_The problem_: In the data below, find every line with the string "color" and pull it out.

------------------------------------------------------------------------

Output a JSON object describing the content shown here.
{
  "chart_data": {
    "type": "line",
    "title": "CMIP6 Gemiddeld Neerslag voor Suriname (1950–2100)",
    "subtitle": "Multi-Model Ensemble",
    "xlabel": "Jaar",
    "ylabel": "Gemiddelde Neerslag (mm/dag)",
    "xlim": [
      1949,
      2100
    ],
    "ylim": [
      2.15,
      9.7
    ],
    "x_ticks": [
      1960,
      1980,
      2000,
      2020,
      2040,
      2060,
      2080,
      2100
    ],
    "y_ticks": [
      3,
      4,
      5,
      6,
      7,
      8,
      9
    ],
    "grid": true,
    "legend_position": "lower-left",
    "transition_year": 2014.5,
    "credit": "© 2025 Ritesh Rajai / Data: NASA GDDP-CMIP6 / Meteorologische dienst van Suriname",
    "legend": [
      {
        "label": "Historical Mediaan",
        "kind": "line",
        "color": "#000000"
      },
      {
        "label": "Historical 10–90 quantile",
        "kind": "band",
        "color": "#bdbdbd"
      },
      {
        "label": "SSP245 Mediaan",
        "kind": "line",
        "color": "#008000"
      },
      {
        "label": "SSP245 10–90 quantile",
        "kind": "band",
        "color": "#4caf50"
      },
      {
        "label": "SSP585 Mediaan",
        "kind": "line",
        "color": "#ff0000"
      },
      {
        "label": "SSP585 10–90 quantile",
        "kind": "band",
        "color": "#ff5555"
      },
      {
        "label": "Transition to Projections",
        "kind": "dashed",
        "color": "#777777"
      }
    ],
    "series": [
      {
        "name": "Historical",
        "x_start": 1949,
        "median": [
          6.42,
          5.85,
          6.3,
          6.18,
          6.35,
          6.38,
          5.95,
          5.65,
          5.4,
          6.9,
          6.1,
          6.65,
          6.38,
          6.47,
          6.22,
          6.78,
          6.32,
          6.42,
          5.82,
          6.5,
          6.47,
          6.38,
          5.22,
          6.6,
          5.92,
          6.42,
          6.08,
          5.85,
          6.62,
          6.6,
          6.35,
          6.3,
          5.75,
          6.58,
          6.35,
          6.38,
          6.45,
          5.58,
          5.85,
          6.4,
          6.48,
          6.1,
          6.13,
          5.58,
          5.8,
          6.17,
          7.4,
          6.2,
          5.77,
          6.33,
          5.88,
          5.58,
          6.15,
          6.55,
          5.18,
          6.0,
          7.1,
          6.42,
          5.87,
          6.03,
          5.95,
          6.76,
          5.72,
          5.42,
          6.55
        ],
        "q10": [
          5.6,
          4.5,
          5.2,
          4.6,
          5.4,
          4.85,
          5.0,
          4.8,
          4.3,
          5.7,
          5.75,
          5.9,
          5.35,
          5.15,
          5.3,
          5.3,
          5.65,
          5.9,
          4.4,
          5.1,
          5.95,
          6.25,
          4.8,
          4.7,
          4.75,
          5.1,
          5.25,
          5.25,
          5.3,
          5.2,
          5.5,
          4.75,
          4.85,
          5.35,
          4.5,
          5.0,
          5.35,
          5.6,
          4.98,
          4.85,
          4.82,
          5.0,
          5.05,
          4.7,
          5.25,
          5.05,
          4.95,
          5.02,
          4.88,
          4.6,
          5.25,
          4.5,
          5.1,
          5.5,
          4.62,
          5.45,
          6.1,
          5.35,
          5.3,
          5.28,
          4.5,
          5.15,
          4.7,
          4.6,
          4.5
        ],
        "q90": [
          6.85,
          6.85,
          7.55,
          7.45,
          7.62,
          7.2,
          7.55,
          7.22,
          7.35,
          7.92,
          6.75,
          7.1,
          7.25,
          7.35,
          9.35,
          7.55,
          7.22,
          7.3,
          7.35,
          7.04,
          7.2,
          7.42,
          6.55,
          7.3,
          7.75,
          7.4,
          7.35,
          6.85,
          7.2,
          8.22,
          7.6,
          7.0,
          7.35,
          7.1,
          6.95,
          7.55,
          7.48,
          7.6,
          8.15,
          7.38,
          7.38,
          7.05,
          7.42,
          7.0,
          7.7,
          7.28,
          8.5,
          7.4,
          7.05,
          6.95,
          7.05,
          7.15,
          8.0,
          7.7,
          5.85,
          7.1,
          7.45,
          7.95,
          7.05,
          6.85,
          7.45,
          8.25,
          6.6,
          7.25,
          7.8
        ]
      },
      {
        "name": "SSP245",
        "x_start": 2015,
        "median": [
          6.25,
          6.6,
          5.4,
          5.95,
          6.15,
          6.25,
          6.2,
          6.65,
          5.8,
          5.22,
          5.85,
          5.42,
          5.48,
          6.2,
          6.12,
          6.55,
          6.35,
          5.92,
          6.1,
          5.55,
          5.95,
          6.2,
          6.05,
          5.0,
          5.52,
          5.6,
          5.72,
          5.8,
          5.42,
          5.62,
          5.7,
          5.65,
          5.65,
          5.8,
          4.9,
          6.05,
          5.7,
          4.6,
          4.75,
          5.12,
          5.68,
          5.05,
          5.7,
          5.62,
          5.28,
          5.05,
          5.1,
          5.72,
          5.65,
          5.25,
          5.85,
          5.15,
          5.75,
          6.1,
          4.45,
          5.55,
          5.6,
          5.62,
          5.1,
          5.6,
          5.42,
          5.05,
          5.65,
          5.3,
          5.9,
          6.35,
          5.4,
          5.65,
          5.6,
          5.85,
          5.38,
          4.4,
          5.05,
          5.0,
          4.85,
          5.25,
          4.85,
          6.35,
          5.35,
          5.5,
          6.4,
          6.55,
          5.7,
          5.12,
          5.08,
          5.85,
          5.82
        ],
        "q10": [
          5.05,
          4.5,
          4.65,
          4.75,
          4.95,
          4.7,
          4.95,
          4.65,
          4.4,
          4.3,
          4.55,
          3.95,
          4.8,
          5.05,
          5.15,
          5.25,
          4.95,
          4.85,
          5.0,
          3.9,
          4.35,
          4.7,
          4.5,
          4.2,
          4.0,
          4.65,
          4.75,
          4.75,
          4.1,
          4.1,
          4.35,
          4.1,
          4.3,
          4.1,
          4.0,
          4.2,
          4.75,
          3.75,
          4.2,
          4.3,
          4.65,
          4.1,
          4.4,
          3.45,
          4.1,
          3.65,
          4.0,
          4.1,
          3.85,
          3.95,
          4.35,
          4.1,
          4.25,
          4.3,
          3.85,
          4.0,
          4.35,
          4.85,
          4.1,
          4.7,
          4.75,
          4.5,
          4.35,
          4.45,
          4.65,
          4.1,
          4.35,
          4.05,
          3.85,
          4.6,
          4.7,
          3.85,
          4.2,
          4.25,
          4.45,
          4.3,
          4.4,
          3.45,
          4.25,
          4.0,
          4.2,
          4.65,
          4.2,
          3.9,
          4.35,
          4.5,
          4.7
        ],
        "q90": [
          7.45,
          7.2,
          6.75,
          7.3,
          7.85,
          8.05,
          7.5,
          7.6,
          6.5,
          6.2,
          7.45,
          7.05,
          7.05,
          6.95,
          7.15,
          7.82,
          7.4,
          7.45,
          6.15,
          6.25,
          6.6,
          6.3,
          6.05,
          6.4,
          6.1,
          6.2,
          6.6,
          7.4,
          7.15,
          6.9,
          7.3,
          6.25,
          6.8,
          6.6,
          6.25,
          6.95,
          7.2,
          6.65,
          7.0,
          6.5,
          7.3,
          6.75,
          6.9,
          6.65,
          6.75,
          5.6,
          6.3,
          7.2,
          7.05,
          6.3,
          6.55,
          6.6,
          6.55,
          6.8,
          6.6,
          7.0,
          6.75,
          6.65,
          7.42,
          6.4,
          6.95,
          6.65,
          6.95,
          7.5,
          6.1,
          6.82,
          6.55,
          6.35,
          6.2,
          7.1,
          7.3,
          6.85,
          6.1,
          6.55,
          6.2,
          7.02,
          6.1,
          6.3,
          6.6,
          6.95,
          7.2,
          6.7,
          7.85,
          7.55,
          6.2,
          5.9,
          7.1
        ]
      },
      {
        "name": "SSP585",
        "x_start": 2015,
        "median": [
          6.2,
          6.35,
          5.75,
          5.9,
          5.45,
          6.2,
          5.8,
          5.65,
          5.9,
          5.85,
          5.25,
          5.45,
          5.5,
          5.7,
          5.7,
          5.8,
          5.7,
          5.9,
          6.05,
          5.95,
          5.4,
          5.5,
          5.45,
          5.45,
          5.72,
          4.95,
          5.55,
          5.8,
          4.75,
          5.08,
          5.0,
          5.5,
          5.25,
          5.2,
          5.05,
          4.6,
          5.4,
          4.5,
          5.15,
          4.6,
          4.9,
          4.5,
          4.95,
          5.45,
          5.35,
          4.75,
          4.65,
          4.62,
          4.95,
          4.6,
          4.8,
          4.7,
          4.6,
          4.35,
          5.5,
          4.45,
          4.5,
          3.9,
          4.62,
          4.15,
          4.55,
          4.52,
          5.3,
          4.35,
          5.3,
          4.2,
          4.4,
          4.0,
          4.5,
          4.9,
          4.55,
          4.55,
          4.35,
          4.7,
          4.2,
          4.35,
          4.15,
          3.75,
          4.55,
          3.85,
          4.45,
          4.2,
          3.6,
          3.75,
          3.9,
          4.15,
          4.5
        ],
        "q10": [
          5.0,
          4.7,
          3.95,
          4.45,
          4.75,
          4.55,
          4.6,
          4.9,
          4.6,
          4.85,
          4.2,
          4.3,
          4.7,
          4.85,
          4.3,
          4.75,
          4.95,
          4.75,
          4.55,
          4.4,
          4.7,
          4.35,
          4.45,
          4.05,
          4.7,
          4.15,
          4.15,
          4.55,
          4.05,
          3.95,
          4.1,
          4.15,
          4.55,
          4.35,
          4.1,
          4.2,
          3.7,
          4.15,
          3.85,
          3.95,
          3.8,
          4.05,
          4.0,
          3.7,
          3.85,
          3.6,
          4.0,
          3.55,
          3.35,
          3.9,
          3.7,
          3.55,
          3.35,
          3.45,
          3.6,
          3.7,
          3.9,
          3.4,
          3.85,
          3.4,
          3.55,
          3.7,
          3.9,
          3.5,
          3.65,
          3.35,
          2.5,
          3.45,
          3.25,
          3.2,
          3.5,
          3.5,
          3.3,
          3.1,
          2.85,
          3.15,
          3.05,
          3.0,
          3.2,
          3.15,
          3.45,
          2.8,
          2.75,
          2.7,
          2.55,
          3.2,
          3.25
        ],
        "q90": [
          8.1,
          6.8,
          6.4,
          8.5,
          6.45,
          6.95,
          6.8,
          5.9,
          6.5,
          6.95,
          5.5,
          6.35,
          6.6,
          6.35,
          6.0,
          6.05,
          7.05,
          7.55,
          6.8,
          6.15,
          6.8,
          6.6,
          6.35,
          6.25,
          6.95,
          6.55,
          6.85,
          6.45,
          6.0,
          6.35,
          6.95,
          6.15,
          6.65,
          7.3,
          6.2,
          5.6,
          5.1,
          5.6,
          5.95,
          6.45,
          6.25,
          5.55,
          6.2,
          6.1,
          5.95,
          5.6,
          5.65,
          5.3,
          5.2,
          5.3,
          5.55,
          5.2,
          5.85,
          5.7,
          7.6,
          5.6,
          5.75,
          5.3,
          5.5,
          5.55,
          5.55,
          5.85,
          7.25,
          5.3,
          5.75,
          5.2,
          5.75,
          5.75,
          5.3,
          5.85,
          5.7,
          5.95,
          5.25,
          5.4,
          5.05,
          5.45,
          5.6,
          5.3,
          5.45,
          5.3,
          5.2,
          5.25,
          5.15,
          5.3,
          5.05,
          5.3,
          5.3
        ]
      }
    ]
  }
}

------------------------------------------------------------------------

_Solution to the exercise_:
        "color": "#000000"
        "color": "#bdbdbd"
        "color": "#008000"
        "color": "#4caf50"
        "color": "#ff0000"
        "color": "#ff5555"
        "color": "#777777"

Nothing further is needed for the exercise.